What you have to do:
Extract every line of the material below and reproduce it faithfully.

(Stored records)
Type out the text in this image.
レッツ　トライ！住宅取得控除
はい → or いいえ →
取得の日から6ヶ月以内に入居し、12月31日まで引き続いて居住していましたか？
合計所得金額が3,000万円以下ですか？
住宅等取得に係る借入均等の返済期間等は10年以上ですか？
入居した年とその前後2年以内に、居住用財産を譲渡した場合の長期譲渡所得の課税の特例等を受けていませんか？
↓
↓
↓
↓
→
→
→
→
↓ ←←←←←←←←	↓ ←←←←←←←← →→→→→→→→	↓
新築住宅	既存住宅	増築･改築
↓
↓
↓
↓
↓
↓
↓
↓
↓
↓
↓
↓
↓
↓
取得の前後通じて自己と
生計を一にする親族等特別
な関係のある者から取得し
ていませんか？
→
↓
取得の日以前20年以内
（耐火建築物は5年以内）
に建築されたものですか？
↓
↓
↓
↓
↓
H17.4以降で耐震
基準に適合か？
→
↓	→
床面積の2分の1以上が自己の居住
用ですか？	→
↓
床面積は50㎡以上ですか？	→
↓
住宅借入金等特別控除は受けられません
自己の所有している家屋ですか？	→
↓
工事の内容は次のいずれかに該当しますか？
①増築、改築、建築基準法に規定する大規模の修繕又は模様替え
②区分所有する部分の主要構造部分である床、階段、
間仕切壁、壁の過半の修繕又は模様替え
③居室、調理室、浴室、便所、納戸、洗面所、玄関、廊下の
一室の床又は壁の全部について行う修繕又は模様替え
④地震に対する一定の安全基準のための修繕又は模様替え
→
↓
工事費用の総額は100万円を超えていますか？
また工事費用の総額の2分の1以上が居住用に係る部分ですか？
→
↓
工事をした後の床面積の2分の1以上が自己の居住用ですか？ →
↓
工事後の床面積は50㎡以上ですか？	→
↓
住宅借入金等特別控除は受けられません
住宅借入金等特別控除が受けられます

Exercise answer:
Type out the text in this image.
レッツ　トライ！住宅取得控除
はい → or いいえ →
取得の日から6ヶ月以内に入居し、12月31日まで引き続いて居住していましたか？
合計所得金額が3,000万円以下ですか？
住宅等取得に係る借入均等の返済期間等は10年以上ですか？
入居した年とその前後2年以内に、居住用財産を譲渡した場合の長期譲渡所得の課税の特例等を受けていませんか？
↓
↓
↓
↓
→
→
→
→
↓ ←←←←←←←←	↓ ←←←←←←←← →→→→→→→→	↓
新築住宅	既存住宅	増築･改築
↓
↓
↓
↓
↓
↓
↓
↓
↓
↓
↓
↓
↓
↓
取得の前後通じて自己と
生計を一にする親族等特別
な関係のある者から取得し
ていませんか？
→
↓
取得の日以前20年以内
（耐火建築物は5年以内）
に建築されたものですか？
↓
↓
↓
↓
↓
H17.4以降で耐震
基準に適合か？
→
↓	→
床面積の2分の1以上が自己の居住
用ですか？	→
↓
床面積は50㎡以上ですか？	→
↓
住宅借入金等特別控除は受けられません
自己の所有している家屋ですか？	→
↓
工事の内容は次のいずれかに該当しますか？
①増築、改築、建築基準法に規定する大規模の修繕又は模様替え
②区分所有する部分の主要構造部分である床、階段、
間仕切壁、壁の過半の修繕又は模様替え
③居室、調理室、浴室、便所、納戸、洗面所、玄関、廊下の
一室の床又は壁の全部について行う修繕又は模様替え
④地震に対する一定の安全基準のための修繕又は模様替え
→
↓
工事費用の総額は100万円を超えていますか？
また工事費用の総額の2分の1以上が居住用に係る部分ですか？
→
↓
工事をした後の床面積の2分の1以上が自己の居住用ですか？ →
↓
工事後の床面積は50㎡以上ですか？	→
↓
住宅借入金等特別控除は受けられません
住宅借入金等特別控除が受けられます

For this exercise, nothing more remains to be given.